» **INSTRUCTIONS FOR THE TASK**:
Lines holding the string "color" are the ones to copy; find them all in the data.

※

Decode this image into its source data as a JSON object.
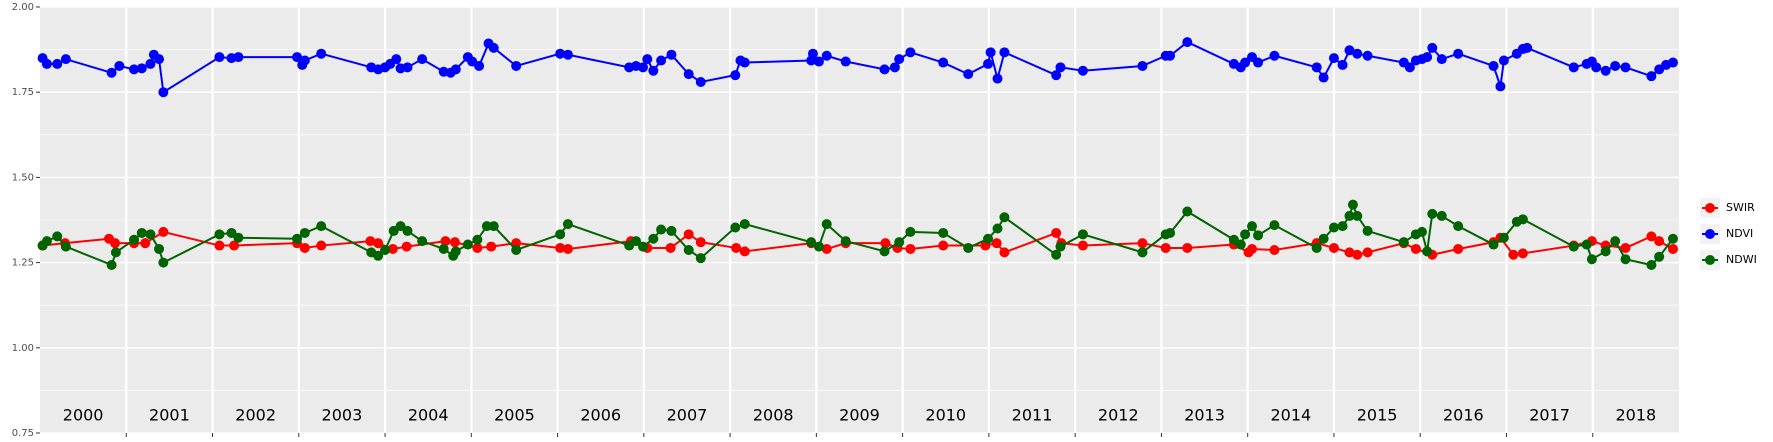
{
  "chart_data": {
    "type": "line",
    "xlim": [
      2000,
      2019
    ],
    "xticks": [
      2001,
      2002,
      2003,
      2004,
      2005,
      2006,
      2007,
      2008,
      2009,
      2010,
      2011,
      2012,
      2013,
      2014,
      2015,
      2016,
      2017,
      2018
    ],
    "year_labels": [
      "2000",
      "2001",
      "2002",
      "2003",
      "2004",
      "2005",
      "2006",
      "2007",
      "2008",
      "2009",
      "2010",
      "2011",
      "2012",
      "2013",
      "2014",
      "2015",
      "2016",
      "2017",
      "2018"
    ],
    "ylim": [
      0.75,
      2.0
    ],
    "yticks": [
      0.75,
      {
        "value": 1.0,
        "label": "1.00"
      },
      1.25,
      {
        "value": 1.5,
        "label": "1.50"
      },
      1.75,
      {
        "value": 2.0,
        "label": "2.00"
      }
    ],
    "grid": true,
    "legend": "right",
    "series": [
      {
        "name": "SWIR",
        "color": "#ff0000",
        "x": [
          2000.03,
          2000.29,
          2000.8,
          2000.87,
          2001.09,
          2001.22,
          2001.43,
          2002.08,
          2002.25,
          2002.98,
          2003.07,
          2003.26,
          2003.83,
          2003.92,
          2004.09,
          2004.25,
          2004.7,
          2004.81,
          2005.07,
          2005.23,
          2005.52,
          2006.03,
          2006.12,
          2006.85,
          2007.04,
          2007.31,
          2007.52,
          2007.66,
          2008.07,
          2008.17,
          2008.94,
          2009.12,
          2009.34,
          2009.8,
          2009.94,
          2010.09,
          2010.47,
          2010.96,
          2011.09,
          2011.18,
          2011.78,
          2011.84,
          2012.09,
          2012.78,
          2013.05,
          2013.3,
          2013.84,
          2014.01,
          2014.05,
          2014.31,
          2014.8,
          2015.0,
          2015.18,
          2015.27,
          2015.39,
          2015.81,
          2015.95,
          2016.14,
          2016.44,
          2016.85,
          2016.93,
          2017.08,
          2017.19,
          2017.78,
          2017.99,
          2018.15,
          2018.38,
          2018.68,
          2018.77,
          2018.93
        ],
        "values": [
          1.3,
          1.307,
          1.32,
          1.307,
          1.307,
          1.307,
          1.34,
          1.3,
          1.3,
          1.307,
          1.293,
          1.3,
          1.313,
          1.307,
          1.29,
          1.297,
          1.313,
          1.31,
          1.293,
          1.297,
          1.307,
          1.293,
          1.29,
          1.313,
          1.293,
          1.293,
          1.333,
          1.31,
          1.293,
          1.283,
          1.307,
          1.29,
          1.307,
          1.307,
          1.293,
          1.29,
          1.3,
          1.3,
          1.307,
          1.28,
          1.337,
          1.307,
          1.3,
          1.307,
          1.293,
          1.293,
          1.303,
          1.28,
          1.29,
          1.287,
          1.307,
          1.293,
          1.28,
          1.273,
          1.28,
          1.307,
          1.29,
          1.273,
          1.29,
          1.31,
          1.323,
          1.273,
          1.277,
          1.3,
          1.313,
          1.3,
          1.293,
          1.327,
          1.313,
          1.29
        ]
      },
      {
        "name": "NDVI",
        "color": "#0000ff",
        "x": [
          2000.03,
          2000.08,
          2000.2,
          2000.3,
          2000.83,
          2000.92,
          2001.09,
          2001.18,
          2001.28,
          2001.32,
          2001.38,
          2001.43,
          2002.08,
          2002.22,
          2002.3,
          2002.98,
          2003.04,
          2003.07,
          2003.26,
          2003.84,
          2003.92,
          2004.0,
          2004.06,
          2004.13,
          2004.18,
          2004.26,
          2004.43,
          2004.68,
          2004.76,
          2004.82,
          2004.96,
          2005.01,
          2005.09,
          2005.2,
          2005.26,
          2005.52,
          2006.03,
          2006.12,
          2006.83,
          2006.91,
          2006.99,
          2007.04,
          2007.11,
          2007.2,
          2007.32,
          2007.52,
          2007.66,
          2008.06,
          2008.12,
          2008.17,
          2008.94,
          2008.96,
          2009.03,
          2009.12,
          2009.34,
          2009.79,
          2009.91,
          2009.96,
          2010.09,
          2010.47,
          2010.76,
          2010.99,
          2011.02,
          2011.1,
          2011.18,
          2011.78,
          2011.83,
          2012.09,
          2012.78,
          2013.05,
          2013.1,
          2013.3,
          2013.84,
          2013.92,
          2013.97,
          2014.05,
          2014.12,
          2014.31,
          2014.8,
          2014.88,
          2015.0,
          2015.1,
          2015.18,
          2015.27,
          2015.39,
          2015.81,
          2015.88,
          2015.95,
          2016.02,
          2016.08,
          2016.14,
          2016.25,
          2016.44,
          2016.85,
          2016.93,
          2016.97,
          2017.12,
          2017.19,
          2017.24,
          2017.78,
          2017.93,
          2017.99,
          2018.04,
          2018.15,
          2018.26,
          2018.38,
          2018.68,
          2018.77,
          2018.85,
          2018.93
        ],
        "values": [
          1.85,
          1.833,
          1.833,
          1.847,
          1.807,
          1.827,
          1.817,
          1.82,
          1.833,
          1.86,
          1.847,
          1.75,
          1.853,
          1.85,
          1.853,
          1.853,
          1.83,
          1.843,
          1.863,
          1.823,
          1.817,
          1.823,
          1.833,
          1.847,
          1.82,
          1.823,
          1.847,
          1.81,
          1.807,
          1.817,
          1.853,
          1.84,
          1.827,
          1.893,
          1.88,
          1.827,
          1.863,
          1.86,
          1.823,
          1.827,
          1.823,
          1.847,
          1.813,
          1.843,
          1.86,
          1.803,
          1.78,
          1.8,
          1.843,
          1.837,
          1.843,
          1.863,
          1.84,
          1.857,
          1.84,
          1.817,
          1.823,
          1.847,
          1.867,
          1.837,
          1.803,
          1.833,
          1.867,
          1.79,
          1.867,
          1.8,
          1.823,
          1.813,
          1.827,
          1.857,
          1.857,
          1.897,
          1.833,
          1.823,
          1.837,
          1.853,
          1.837,
          1.857,
          1.823,
          1.793,
          1.85,
          1.83,
          1.873,
          1.863,
          1.857,
          1.837,
          1.823,
          1.843,
          1.847,
          1.853,
          1.88,
          1.847,
          1.863,
          1.827,
          1.767,
          1.843,
          1.863,
          1.877,
          1.88,
          1.823,
          1.833,
          1.84,
          1.823,
          1.813,
          1.827,
          1.823,
          1.797,
          1.817,
          1.83,
          1.837
        ]
      },
      {
        "name": "NDWI",
        "color": "#006400",
        "x": [
          2000.03,
          2000.08,
          2000.2,
          2000.3,
          2000.83,
          2000.88,
          2001.09,
          2001.18,
          2001.28,
          2001.38,
          2001.43,
          2002.08,
          2002.22,
          2002.3,
          2002.98,
          2003.07,
          2003.26,
          2003.84,
          2003.92,
          2004.0,
          2004.1,
          2004.18,
          2004.26,
          2004.43,
          2004.68,
          2004.79,
          2004.82,
          2004.96,
          2005.07,
          2005.18,
          2005.26,
          2005.52,
          2006.03,
          2006.12,
          2006.83,
          2006.91,
          2006.99,
          2007.11,
          2007.2,
          2007.32,
          2007.52,
          2007.66,
          2008.06,
          2008.17,
          2008.94,
          2009.03,
          2009.12,
          2009.34,
          2009.79,
          2009.96,
          2010.09,
          2010.47,
          2010.76,
          2010.99,
          2011.1,
          2011.18,
          2011.78,
          2011.83,
          2012.09,
          2012.78,
          2013.05,
          2013.1,
          2013.3,
          2013.84,
          2013.92,
          2013.97,
          2014.05,
          2014.12,
          2014.31,
          2014.8,
          2014.88,
          2015.0,
          2015.1,
          2015.18,
          2015.22,
          2015.27,
          2015.39,
          2015.81,
          2015.95,
          2016.02,
          2016.08,
          2016.14,
          2016.25,
          2016.44,
          2016.85,
          2016.97,
          2017.12,
          2017.19,
          2017.78,
          2017.93,
          2017.99,
          2018.15,
          2018.26,
          2018.38,
          2018.68,
          2018.77,
          2018.93
        ],
        "values": [
          1.3,
          1.313,
          1.327,
          1.297,
          1.243,
          1.28,
          1.317,
          1.337,
          1.333,
          1.29,
          1.25,
          1.333,
          1.337,
          1.323,
          1.32,
          1.337,
          1.357,
          1.28,
          1.27,
          1.287,
          1.343,
          1.357,
          1.343,
          1.313,
          1.29,
          1.27,
          1.283,
          1.303,
          1.317,
          1.357,
          1.357,
          1.287,
          1.333,
          1.363,
          1.3,
          1.313,
          1.297,
          1.32,
          1.347,
          1.343,
          1.287,
          1.263,
          1.353,
          1.363,
          1.31,
          1.297,
          1.363,
          1.313,
          1.283,
          1.31,
          1.34,
          1.337,
          1.293,
          1.32,
          1.35,
          1.383,
          1.273,
          1.297,
          1.333,
          1.28,
          1.333,
          1.337,
          1.4,
          1.317,
          1.303,
          1.333,
          1.357,
          1.33,
          1.36,
          1.293,
          1.32,
          1.353,
          1.357,
          1.387,
          1.42,
          1.387,
          1.343,
          1.31,
          1.333,
          1.34,
          1.283,
          1.393,
          1.387,
          1.357,
          1.303,
          1.323,
          1.37,
          1.377,
          1.297,
          1.303,
          1.26,
          1.283,
          1.313,
          1.26,
          1.243,
          1.267,
          1.32
        ]
      }
    ]
  }
}
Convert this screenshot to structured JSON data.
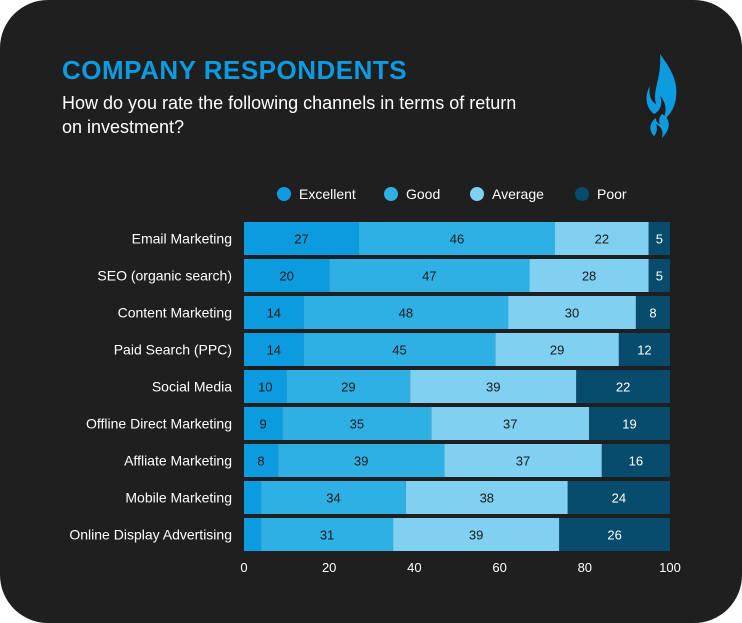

※

» **EXERCISE RESPONSE**:
        "color": "#ff0000",
        "color": "#0000ff",
        "color": "#006400",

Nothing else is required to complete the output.